### What is being asked
Look through the entries below and count the lines with the word "text" in them; give only the number.

### Input for this task
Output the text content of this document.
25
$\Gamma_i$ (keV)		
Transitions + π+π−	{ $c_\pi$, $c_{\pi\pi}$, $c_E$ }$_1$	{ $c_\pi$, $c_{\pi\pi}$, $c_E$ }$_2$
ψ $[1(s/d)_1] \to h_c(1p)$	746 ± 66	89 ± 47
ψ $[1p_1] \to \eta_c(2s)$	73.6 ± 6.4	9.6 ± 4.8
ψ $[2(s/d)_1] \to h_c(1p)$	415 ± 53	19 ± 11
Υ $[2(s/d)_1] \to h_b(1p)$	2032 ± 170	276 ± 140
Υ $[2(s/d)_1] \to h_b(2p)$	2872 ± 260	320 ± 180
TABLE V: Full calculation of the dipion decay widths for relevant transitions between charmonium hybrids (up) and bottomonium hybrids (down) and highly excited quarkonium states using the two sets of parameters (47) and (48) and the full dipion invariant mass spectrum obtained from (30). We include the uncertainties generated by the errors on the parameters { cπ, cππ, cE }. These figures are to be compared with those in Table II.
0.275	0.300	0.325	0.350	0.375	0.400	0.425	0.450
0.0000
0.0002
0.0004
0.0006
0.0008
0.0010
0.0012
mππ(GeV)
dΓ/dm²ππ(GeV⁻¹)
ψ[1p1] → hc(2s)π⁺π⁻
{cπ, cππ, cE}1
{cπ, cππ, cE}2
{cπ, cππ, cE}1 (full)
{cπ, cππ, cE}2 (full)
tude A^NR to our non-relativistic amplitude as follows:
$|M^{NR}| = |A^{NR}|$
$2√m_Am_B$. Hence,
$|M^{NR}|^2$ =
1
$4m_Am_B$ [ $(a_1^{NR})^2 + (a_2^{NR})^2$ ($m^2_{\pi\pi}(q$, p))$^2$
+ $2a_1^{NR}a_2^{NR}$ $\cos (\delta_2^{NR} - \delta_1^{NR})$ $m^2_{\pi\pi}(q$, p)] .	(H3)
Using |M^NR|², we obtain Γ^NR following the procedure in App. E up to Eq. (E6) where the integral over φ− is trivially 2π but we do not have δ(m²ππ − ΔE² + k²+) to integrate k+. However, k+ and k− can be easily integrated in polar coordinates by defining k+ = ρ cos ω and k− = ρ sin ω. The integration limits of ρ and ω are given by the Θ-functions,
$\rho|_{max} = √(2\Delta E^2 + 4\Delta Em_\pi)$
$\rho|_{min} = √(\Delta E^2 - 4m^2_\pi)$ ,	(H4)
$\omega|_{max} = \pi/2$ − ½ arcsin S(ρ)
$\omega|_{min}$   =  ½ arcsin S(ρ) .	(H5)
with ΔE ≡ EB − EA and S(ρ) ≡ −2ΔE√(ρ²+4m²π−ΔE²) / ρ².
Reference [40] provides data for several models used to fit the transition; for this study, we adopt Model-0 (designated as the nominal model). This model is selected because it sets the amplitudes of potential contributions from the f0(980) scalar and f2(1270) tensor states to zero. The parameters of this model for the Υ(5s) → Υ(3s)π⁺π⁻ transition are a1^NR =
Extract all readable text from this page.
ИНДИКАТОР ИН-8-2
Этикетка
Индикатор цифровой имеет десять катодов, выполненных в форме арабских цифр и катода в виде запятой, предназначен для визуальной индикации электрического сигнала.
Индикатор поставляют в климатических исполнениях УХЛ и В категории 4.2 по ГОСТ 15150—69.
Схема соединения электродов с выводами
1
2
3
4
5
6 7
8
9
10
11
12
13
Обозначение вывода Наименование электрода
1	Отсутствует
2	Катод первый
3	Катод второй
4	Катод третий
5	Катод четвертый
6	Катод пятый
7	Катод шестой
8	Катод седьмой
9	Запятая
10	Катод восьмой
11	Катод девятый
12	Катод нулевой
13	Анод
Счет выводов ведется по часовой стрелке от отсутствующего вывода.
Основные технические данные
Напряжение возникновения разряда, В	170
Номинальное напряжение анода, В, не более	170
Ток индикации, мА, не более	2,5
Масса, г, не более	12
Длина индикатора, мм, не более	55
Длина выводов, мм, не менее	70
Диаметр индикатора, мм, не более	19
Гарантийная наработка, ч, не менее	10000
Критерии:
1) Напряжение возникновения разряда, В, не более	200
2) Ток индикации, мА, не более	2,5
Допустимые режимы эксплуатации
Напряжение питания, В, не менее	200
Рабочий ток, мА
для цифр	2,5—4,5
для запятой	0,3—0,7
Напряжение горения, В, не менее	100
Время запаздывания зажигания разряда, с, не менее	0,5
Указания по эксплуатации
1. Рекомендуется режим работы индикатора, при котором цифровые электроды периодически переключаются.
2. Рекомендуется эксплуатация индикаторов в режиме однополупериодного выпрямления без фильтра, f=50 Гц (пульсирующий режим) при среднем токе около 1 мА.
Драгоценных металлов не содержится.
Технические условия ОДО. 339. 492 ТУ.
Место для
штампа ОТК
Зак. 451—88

### Solved exercise
2